■ **Quoted passage**:
Powell Craft website terms & conditions
BUSINESS
POWELL CRAFT LTD
1. THE CONTRACT.
1.1 For the purposes of this Contract hereafter POWELL CRAFT LTD (a company registered in England &
Wales under company number 03232515) shall be described as the “Supplier” and the entity placing an
order shall be described as the “Customer”.
1.2. There can be no variance to these Terms and Conditions of Business (11/11/19) (“the Terms”)
whatsoever (including without limitation through any terms or conditions which the Customer purports to
apply under any purchase order, confirmation of order, specification or other document) unless varied by
written documentation and signed by an authorised signatory of the Supplier.
1.3 These Terms apply to the Contract to the exclusion of any other terms that the Customer seeks to impose
or incorporate, or which are implied by trade, custom, practice or course of dealing.
1.4. The placing of an order by a Customer shall be deemed as acceptance of these Terms in their entirety.
Any subsequent verbal orders will be bound by these Terms. A contract shall be formed by the Supplier
giving notice of the acceptance of the Customer’s order and the terms of the contract (“the Contract”)
shall be as set out in these Terms. The quantity and description of the goods supplied under this Contract
(“goods”) shall be as set out in the Supplier’s quotation or acknowledgement of order.
2. DELIVERY.
2.1 All dates given by the Supplier for delivery are estimated dates only and therefore the Supplier shall incur
no liability for any loss or damage whatsoever as a result of a failure to adhere to any such dates.
2.2 The Supplier shall be entitled to make partial deliveries, invoice for goods delivered and expect payment
in accordance with their terms of payment.
2.3 The Supplier reserves the right to charge the Customer for the carriage / delivery of goods supplied.
2.4 All goods supplied for destinations outside the United Kingdom are sold ex-works and acceptance by a
carrier on behalf of the Customer shall constitute delivery of the goods, and insurance and risk liability
shall pass to the Customer at this point.
2.5 It is the Customers responsibility to inform the Supplier of any short delivered or damaged goods.
Notification of such items must be given in writing to the Supplier within 5 working days from the date of
delivery.
2.6 Items accepted by the Supplier, as damaged/short delivered must be returned within 14 days from the date
of the notification. The Supplier will only accept items for refund/credit if they are returned in the original
boxes/packaging together with a written explanation of the reason for the return together with a copy of
the invoice they were delivered against. The Supplier cannot be held responsible for any reason
whatsoever for the non-receipt of any such returns.

■ **Extracted records**:

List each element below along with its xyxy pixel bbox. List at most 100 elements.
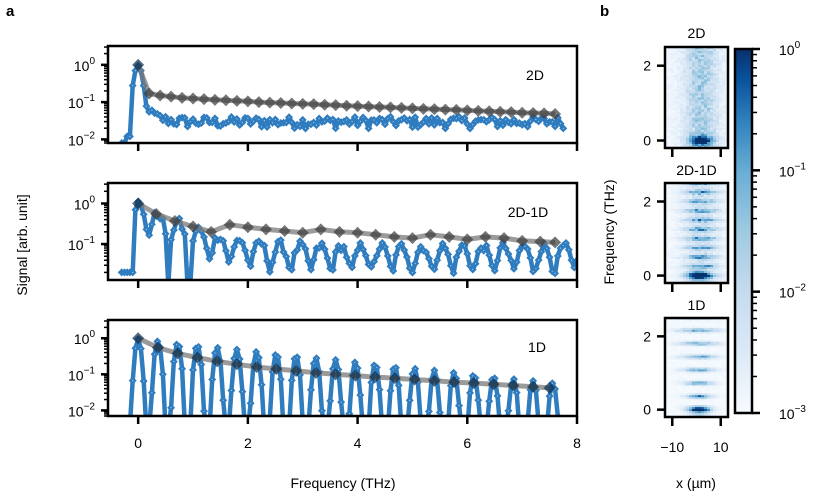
signal-marker-dot [271, 371, 274, 373]
heatmap-cell [689, 89, 693, 92]
heatmap-cell [698, 359, 702, 362]
heatmap-cell [689, 367, 693, 370]
heatmap-cell [683, 251, 687, 254]
heatmap-cell [695, 219, 699, 222]
heatmap-cell [695, 413, 699, 416]
heatmap-cell [698, 57, 702, 60]
heatmap-cell [719, 385, 723, 388]
heatmap-cell [713, 243, 717, 246]
heatmap-cell [698, 221, 702, 224]
heatmap-cell [689, 61, 693, 64]
signal-marker [419, 425, 427, 433]
heatmap-cell [707, 51, 711, 54]
heatmap-cell [689, 319, 693, 323]
heatmap-cell [695, 225, 699, 228]
heatmap-cell [665, 363, 669, 366]
heatmap-cell [692, 81, 696, 84]
signal-marker-dot [293, 252, 296, 254]
y-tick-label: 100 [74, 56, 96, 74]
heatmap-cell [701, 233, 705, 236]
heatmap-cell [680, 109, 684, 112]
heatmap-cell [695, 81, 699, 84]
heatmap-cell [695, 69, 699, 72]
heatmap-cell [671, 335, 675, 339]
signal-marker-dot [389, 265, 392, 267]
heatmap-cell [692, 323, 696, 327]
heatmap-cell [668, 327, 672, 331]
signal-marker-dot [327, 429, 328, 430]
heatmap-cell [671, 391, 675, 394]
heatmap-cell [722, 201, 726, 204]
heatmap-cell [719, 71, 723, 74]
heatmap-cell [725, 199, 729, 202]
heatmap-cell [668, 69, 672, 72]
heatmap-cell [686, 323, 690, 327]
heatmap-cell [677, 395, 681, 398]
heatmap-cell [701, 53, 705, 56]
heatmap-cell [680, 265, 684, 268]
heatmap-cell [707, 267, 711, 270]
heatmap-cell [677, 185, 681, 188]
heatmap-cell [680, 345, 684, 348]
y-tick-label-exponent: −1 [84, 93, 96, 104]
heatmap-cell [704, 117, 708, 121]
heatmap-cell [719, 223, 723, 226]
heatmap-cell [692, 397, 696, 400]
heatmap-cell [665, 81, 669, 84]
heatmap-cell [683, 361, 687, 364]
heatmap-cell [713, 339, 717, 343]
heatmap-cell [695, 391, 699, 394]
envelope-marker [318, 98, 331, 111]
heatmap-cell [722, 195, 726, 198]
heatmap-cell [683, 69, 687, 72]
heatmap-cell [689, 111, 693, 114]
heatmap-cell [689, 55, 693, 58]
signal-marker-dot [346, 119, 348, 121]
heatmap-cell [698, 129, 702, 133]
heatmap-cell [665, 269, 669, 272]
signal-marker-dot [250, 402, 252, 404]
heatmap-cell [701, 119, 705, 123]
heatmap-cell [713, 235, 717, 238]
heatmap-cell [692, 279, 696, 282]
envelope-marker [395, 101, 408, 114]
heatmap-cell [722, 83, 726, 86]
heatmap-cell [713, 335, 717, 339]
heatmap-cell [725, 225, 729, 228]
signal-marker [482, 425, 490, 433]
heatmap-cell [692, 371, 696, 374]
envelope-marker [369, 371, 382, 384]
heatmap-cell [713, 249, 717, 252]
heatmap-cell [701, 217, 705, 220]
heatmap-cell [707, 407, 711, 410]
signal-marker-dot [296, 249, 298, 251]
heatmap-cell [689, 235, 693, 238]
signal-marker-dot [351, 266, 353, 268]
heatmap-cell [710, 71, 714, 74]
signal-marker-dot [211, 252, 213, 254]
heatmap-cell [716, 401, 720, 404]
envelope-marker [362, 100, 375, 113]
heatmap-cell [674, 79, 678, 82]
heatmap-cell [695, 267, 699, 270]
heatmap-cell [713, 97, 717, 100]
heatmap-cell [704, 409, 708, 412]
heatmap-cell [701, 357, 705, 360]
heatmap-cell [671, 367, 675, 370]
signal-marker-dot [359, 394, 361, 396]
y-axis-label-signal: Signal [arb. unit] [14, 194, 30, 295]
heatmap-cell [668, 275, 672, 278]
heatmap-cell [668, 189, 672, 192]
heatmap-cell [698, 203, 702, 206]
heatmap-cell [710, 113, 714, 116]
signal-marker [164, 425, 172, 433]
heatmap-cell [704, 375, 708, 378]
heatmap-cell [713, 363, 717, 366]
heatmap-cell [695, 199, 699, 202]
heatmap-cell [689, 211, 693, 214]
heatmap-cell [689, 81, 693, 84]
y-tick-label-base: 10 [68, 132, 84, 148]
signal-marker-dot [260, 384, 263, 386]
heatmap-cell [698, 243, 702, 246]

■ **Directions**:
1 > In the records, substitute "signal-point" for "signal-marker-dot" in everything from the line containing "signal-marker-dot [271, 371, 274, 373]" down to the line containing "y-tick-label: 100 [74, 56, 96, 74]", leaving all else unchanged. Give back only those lines.
2 > Pick up the Powell Craft terms and conditions after their last sentence and continue them.
The records have no connection to the Powell Craft terms and conditions.

■ **Responses by task**:
1 >
signal-point [271, 371, 274, 373]
heatmap-cell [689, 89, 693, 92]
heatmap-cell [698, 359, 702, 362]
heatmap-cell [689, 367, 693, 370]
heatmap-cell [683, 251, 687, 254]
heatmap-cell [695, 219, 699, 222]
heatmap-cell [695, 413, 699, 416]
heatmap-cell [698, 57, 702, 60]
heatmap-cell [719, 385, 723, 388]
heatmap-cell [713, 243, 717, 246]
heatmap-cell [698, 221, 702, 224]
heatmap-cell [689, 61, 693, 64]
signal-marker [419, 425, 427, 433]
heatmap-cell [707, 51, 711, 54]
heatmap-cell [689, 319, 693, 323]
heatmap-cell [695, 225, 699, 228]
heatmap-cell [665, 363, 669, 366]
heatmap-cell [692, 81, 696, 84]
signal-point [293, 252, 296, 254]
y-tick-label: 100 [74, 56, 96, 74]

2 >
3. PRICES.
3.1 All prices quoted are exclusive of V.A.T. and are subject to the prevailing rate of V.A.T. at the date of
invoice.
3.2 All prices quoted apply to a specific order only and are subject to change only in writing by the Supplier.
3.3 All prices quoted are exclusive of any applicable import duties payable should the goods be supplied for
destinations outside the United Kingdom and it shall be the responsibility of the Customer to make such
payments and to comply with all applicable import regulations.
4. TERMS OF PAYMENT.
4.1 The Supplier shall at its discretion render invoices as at the date of dispatch or the date when an order is
completed, and in respect of such goods that are available for collection/dispatch.
4.2 The Customer shall make payment in cleared funds within 30 days of the invoice date. These payment
terms shall apply at all times unless varied in writing by the Supplier and such variances may include (but
not inclusively) agreed payment plans by post-dated cheques. Terms of payment shall apply to all goods
delivered or where delivery has been attempted but not effected.
4.3 All remittances received will be allocated to invoices and credited to the Customers’ account in
chronological order.
4.4 All amounts overdue for payment due to the Supplier shall, at the Supplier’s discretion, bear interest at the
rate of 4% above the base rate from time to time of HSBC plc. Interest shall accrue on a day to day basis
from the due date for payment until receipt by the Supplier of the full amount payable, irrespective of the
issue of legal proceedings or the obtaining of a judgement. All costs incurred by the Supplier in enforcing
payment of sums due under the Contract shall be added to the contract debt.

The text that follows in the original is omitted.